# AIM OF THE TASK:
Can you update the listing below by replacing "bounding boxes" with "box coordinates" everywhere it appears, keeping everything else unchanged and leaving the pictures out?

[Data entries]

##############################

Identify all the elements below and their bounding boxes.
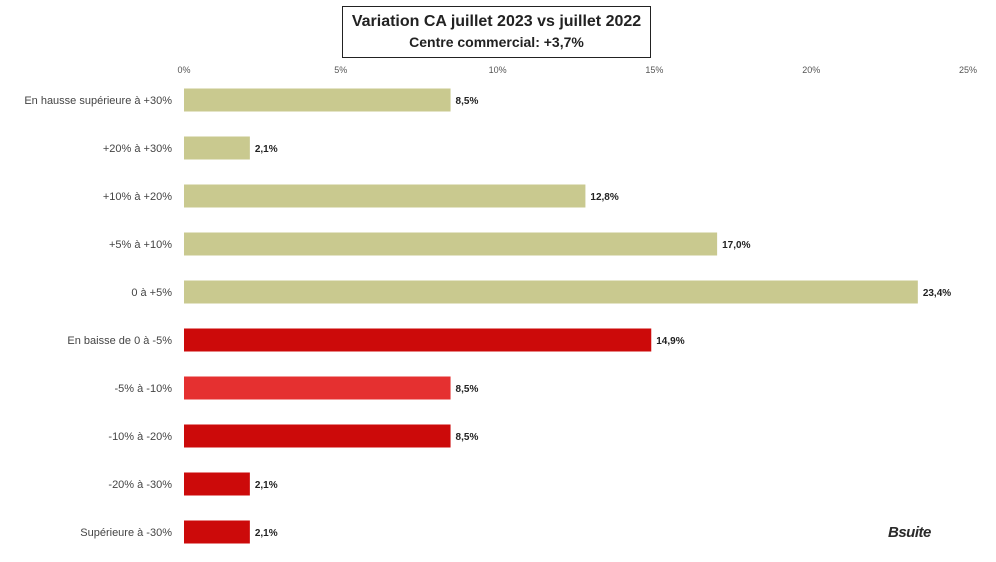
bar bbox=[184, 376, 451, 400]
x-tick-label: 5% bbox=[334, 65, 347, 75]
y-category-label: +5% à +10% bbox=[109, 239, 172, 251]
bar bbox=[184, 136, 250, 160]
bar bbox=[184, 232, 718, 256]
chart-title-box: Variation CA juillet 2023 vs juillet 202… bbox=[342, 6, 651, 58]
x-tick-label: 20% bbox=[802, 65, 820, 75]
bar bbox=[184, 328, 652, 352]
y-category-label: En hausse supérieure à +30% bbox=[24, 95, 172, 107]
bar-value-label: 14,9% bbox=[656, 336, 684, 347]
y-category-label: Supérieure à -30% bbox=[80, 527, 172, 539]
x-tick-label: 15% bbox=[645, 65, 663, 75]
chart-title: Variation CA juillet 2023 vs juillet 202… bbox=[351, 13, 642, 30]
x-axis: 0% 5% 10% 15% 20% 25% bbox=[177, 65, 977, 75]
y-category-label: +20% à +30% bbox=[103, 143, 172, 155]
bar-value-label: 8,5% bbox=[456, 432, 479, 443]
bar bbox=[184, 472, 250, 496]
bar bbox=[184, 88, 451, 112]
y-category-label: -5% à -10% bbox=[115, 383, 173, 395]
bar bbox=[184, 424, 451, 448]
bar-value-label: 2,1% bbox=[255, 528, 278, 539]
bar-value-label: 8,5% bbox=[456, 96, 479, 107]
y-category-label: -10% à -20% bbox=[108, 431, 172, 443]
bar-value-label: 2,1% bbox=[255, 480, 278, 491]
data-labels: 8,5% 2,1% 12,8% 17,0% 23,4% 14,9% 8,5% 8,5% 2,1%… bbox=[255, 96, 951, 539]
bar bbox=[184, 280, 918, 304]
y-axis: En hausse supérieure à +30% +20% à +30% +1… bbox=[24, 95, 172, 539]
y-category-label: En baisse de 0 à -5% bbox=[67, 335, 172, 347]
x-tick-label: 25% bbox=[959, 65, 977, 75]
bar bbox=[184, 520, 250, 544]
bar bbox=[184, 184, 586, 208]
y-category-label: +10% à +20% bbox=[103, 191, 172, 203]
y-category-label: -20% à -30% bbox=[108, 479, 172, 491]
bar-series bbox=[184, 88, 918, 544]
chart-subtitle: Centre commercial: +3,7% bbox=[409, 34, 584, 50]
x-tick-label: 0% bbox=[177, 65, 190, 75]
y-category-label: 0 à +5% bbox=[131, 287, 172, 299]
brand-logo: Bsuite bbox=[888, 524, 931, 541]
bar-value-label: 8,5% bbox=[456, 384, 479, 395]
bar-value-label: 2,1% bbox=[255, 144, 278, 155]
x-tick-label: 10% bbox=[489, 65, 507, 75]
bar-value-label: 12,8% bbox=[590, 192, 618, 203]
bar-value-label: 23,4% bbox=[923, 288, 951, 299]
bar-value-label: 17,0% bbox=[722, 240, 750, 251]
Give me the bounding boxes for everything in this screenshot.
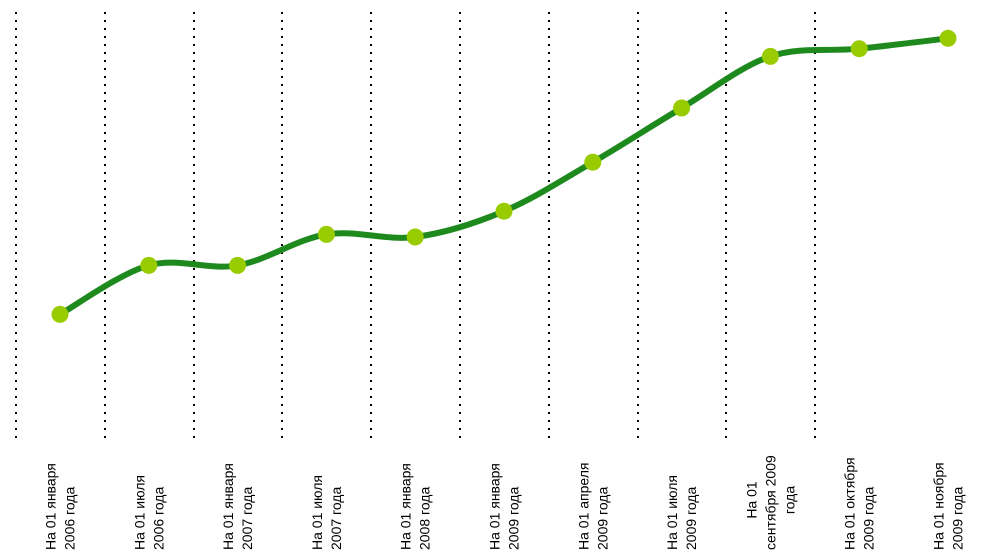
data-points	[51, 29, 957, 323]
grid-lines	[15, 12, 816, 440]
x-axis-tick-labels: На 01 января 2006 года На 01 июля 2006 года…	[43, 455, 966, 550]
data-point	[51, 305, 69, 323]
x-tick-label: На 01 июля 2007 года	[309, 475, 344, 550]
x-tick-label: На 01 сентября 2009 года	[743, 455, 797, 550]
x-tick-label-line: 2006 года	[150, 487, 166, 550]
x-tick-label: На 01 октября 2009 года	[842, 457, 877, 550]
x-tick-label: На 01 июля 2006 года	[131, 475, 166, 550]
data-point	[317, 225, 335, 243]
data-point	[939, 29, 957, 47]
x-tick-label: На 01 апреля 2009 года	[575, 463, 610, 550]
x-tick-label-line: 2006 года	[62, 487, 78, 550]
data-point	[850, 40, 868, 58]
x-tick-label-line: 2009 года	[950, 487, 966, 550]
x-tick-label-line: 2007 года	[239, 487, 255, 550]
x-tick-label-line: 2008 года	[417, 487, 433, 550]
x-tick-label-line: На 01 января	[220, 463, 236, 550]
data-point	[673, 99, 691, 117]
series-line	[57, 35, 951, 318]
data-point	[584, 153, 602, 171]
x-tick-label: На 01 ноября 2009 года	[931, 462, 966, 550]
x-tick-label-line: На 01 июля	[131, 475, 147, 550]
x-tick-label: На 01 января 2009 года	[487, 463, 522, 550]
x-tick-label-line: 2009 года	[683, 487, 699, 550]
data-point	[406, 228, 424, 246]
data-point	[761, 47, 779, 65]
x-tick-label-line: На 01 ноября	[931, 462, 947, 550]
x-tick-label-line: На 01 июля	[664, 475, 680, 550]
x-tick-label-line: На 01 января	[398, 463, 414, 550]
x-tick-label: На 01 января 2006 года	[43, 463, 78, 550]
x-tick-label-line: На 01 июля	[309, 475, 325, 550]
x-tick-label-line: На 01 января	[43, 463, 59, 550]
x-tick-label-line: 2007 года	[328, 487, 344, 550]
x-tick-label: На 01 июля 2009 года	[664, 475, 699, 550]
x-tick-label: На 01 января 2008 года	[398, 463, 433, 550]
x-tick-label-line: 2009 года	[861, 487, 877, 550]
x-tick-label-line: 2009 года	[506, 487, 522, 550]
x-tick-label-line: 2009 года	[594, 487, 610, 550]
x-tick-label: На 01 января 2007 года	[220, 463, 255, 550]
x-tick-label-line: сентября 2009	[762, 455, 778, 550]
x-tick-label-line: На 01 апреля	[575, 463, 591, 550]
x-tick-label-line: На 01	[743, 481, 759, 519]
data-point	[229, 256, 247, 274]
data-point	[495, 202, 513, 220]
x-tick-label-line: года	[781, 486, 797, 514]
series-line-group	[57, 35, 951, 318]
data-point	[140, 256, 158, 274]
x-tick-label-line: На 01 января	[487, 463, 503, 550]
x-tick-label-line: На 01 октября	[842, 457, 858, 550]
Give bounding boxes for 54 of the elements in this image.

##############################

# RESULT FOR THIS TASK:
Identify all the elements below and their box coordinates.
bar bbox=[184, 376, 451, 400]
x-tick-label: 5% bbox=[334, 65, 347, 75]
y-category-label: +5% à +10% bbox=[109, 239, 172, 251]
bar bbox=[184, 136, 250, 160]
bar bbox=[184, 232, 718, 256]
chart-title-box: Variation CA juillet 2023 vs juillet 202… bbox=[342, 6, 651, 58]
x-tick-label: 20% bbox=[802, 65, 820, 75]
bar bbox=[184, 328, 652, 352]
y-category-label: En hausse supérieure à +30% bbox=[24, 95, 172, 107]
bar-value-label: 14,9% bbox=[656, 336, 684, 347]
y-category-label: Supérieure à -30% bbox=[80, 527, 172, 539]
x-tick-label: 15% bbox=[645, 65, 663, 75]
chart-title: Variation CA juillet 2023 vs juillet 202… bbox=[351, 13, 642, 30]
x-axis: 0% 5% 10% 15% 20% 25% bbox=[177, 65, 977, 75]
y-category-label: +20% à +30% bbox=[103, 143, 172, 155]
bar-value-label: 8,5% bbox=[456, 432, 479, 443]
bar bbox=[184, 472, 250, 496]
bar bbox=[184, 88, 451, 112]
y-category-label: -5% à -10% bbox=[115, 383, 173, 395]
bar bbox=[184, 424, 451, 448]
bar-value-label: 2,1% bbox=[255, 528, 278, 539]
bar-value-label: 8,5% bbox=[456, 96, 479, 107]
y-category-label: -10% à -20% bbox=[108, 431, 172, 443]
bar-value-label: 2,1% bbox=[255, 480, 278, 491]
data-labels: 8,5% 2,1% 12,8% 17,0% 23,4% 14,9% 8,5% 8,5% 2,1%… bbox=[255, 96, 951, 539]
bar bbox=[184, 280, 918, 304]
y-axis: En hausse supérieure à +30% +20% à +30% +1… bbox=[24, 95, 172, 539]
y-category-label: En baisse de 0 à -5% bbox=[67, 335, 172, 347]
x-tick-label: 25% bbox=[959, 65, 977, 75]
bar bbox=[184, 520, 250, 544]
bar bbox=[184, 184, 586, 208]
y-category-label: +10% à +20% bbox=[103, 191, 172, 203]
y-category-label: -20% à -30% bbox=[108, 479, 172, 491]
bar-series bbox=[184, 88, 918, 544]
chart-subtitle: Centre commercial: +3,7% bbox=[409, 34, 584, 50]
x-tick-label: 0% bbox=[177, 65, 190, 75]
y-category-label: 0 à +5% bbox=[131, 287, 172, 299]
brand-logo: Bsuite bbox=[888, 524, 931, 541]
bar-value-label: 8,5% bbox=[456, 384, 479, 395]
bar-value-label: 2,1% bbox=[255, 144, 278, 155]
x-tick-label: 10% bbox=[489, 65, 507, 75]
bar-value-label: 12,8% bbox=[590, 192, 618, 203]
bar-value-label: 23,4% bbox=[923, 288, 951, 299]
bar-value-label: 17,0% bbox=[722, 240, 750, 251]
Give me the box coordinates for everything in this screenshot.
data-points	[51, 29, 957, 323]
grid-lines	[15, 12, 816, 440]
x-axis-tick-labels: На 01 января 2006 года На 01 июля 2006 года…	[43, 455, 966, 550]
data-point	[51, 305, 69, 323]
x-tick-label: На 01 июля 2007 года	[309, 475, 344, 550]
x-tick-label: На 01 сентября 2009 года	[743, 455, 797, 550]
x-tick-label-line: 2006 года	[150, 487, 166, 550]
x-tick-label: На 01 октября 2009 года	[842, 457, 877, 550]
x-tick-label: На 01 июля 2006 года	[131, 475, 166, 550]
data-point	[317, 225, 335, 243]
data-point	[939, 29, 957, 47]
x-tick-label: На 01 апреля 2009 года	[575, 463, 610, 550]
x-tick-label-line: 2006 года	[62, 487, 78, 550]
data-point	[850, 40, 868, 58]
x-tick-label-line: 2009 года	[950, 487, 966, 550]
x-tick-label-line: 2007 года	[239, 487, 255, 550]
x-tick-label-line: 2008 года	[417, 487, 433, 550]
x-tick-label-line: На 01 января	[220, 463, 236, 550]
data-point	[673, 99, 691, 117]
series-line	[57, 35, 951, 318]
data-point	[584, 153, 602, 171]
x-tick-label: На 01 ноября 2009 года	[931, 462, 966, 550]
x-tick-label-line: На 01 июля	[131, 475, 147, 550]
x-tick-label: На 01 января 2009 года	[487, 463, 522, 550]
x-tick-label-line: 2009 года	[683, 487, 699, 550]
data-point	[406, 228, 424, 246]
data-point	[761, 47, 779, 65]
x-tick-label-line: На 01 ноября	[931, 462, 947, 550]
x-tick-label-line: На 01 июля	[664, 475, 680, 550]
x-tick-label-line: На 01 января	[398, 463, 414, 550]
x-tick-label: На 01 января 2006 года	[43, 463, 78, 550]
x-tick-label-line: На 01 июля	[309, 475, 325, 550]
x-tick-label-line: На 01 января	[43, 463, 59, 550]
x-tick-label-line: 2007 года	[328, 487, 344, 550]
x-tick-label: На 01 июля 2009 года	[664, 475, 699, 550]
x-tick-label: На 01 января 2008 года	[398, 463, 433, 550]
x-tick-label-line: 2009 года	[861, 487, 877, 550]
x-tick-label-line: 2009 года	[506, 487, 522, 550]
x-tick-label-line: 2009 года	[594, 487, 610, 550]
x-tick-label: На 01 января 2007 года	[220, 463, 255, 550]
x-tick-label-line: сентября 2009	[762, 455, 778, 550]
x-tick-label-line: На 01 апреля	[575, 463, 591, 550]
x-tick-label-line: На 01	[743, 481, 759, 519]
data-point	[229, 256, 247, 274]
data-point	[495, 202, 513, 220]
x-tick-label-line: года	[781, 486, 797, 514]
series-line-group	[57, 35, 951, 318]
data-point	[140, 256, 158, 274]
x-tick-label-line: На 01 января	[487, 463, 503, 550]
x-tick-label-line: На 01 октября	[842, 457, 858, 550]
Give box coordinates for 54 of the elements in this image.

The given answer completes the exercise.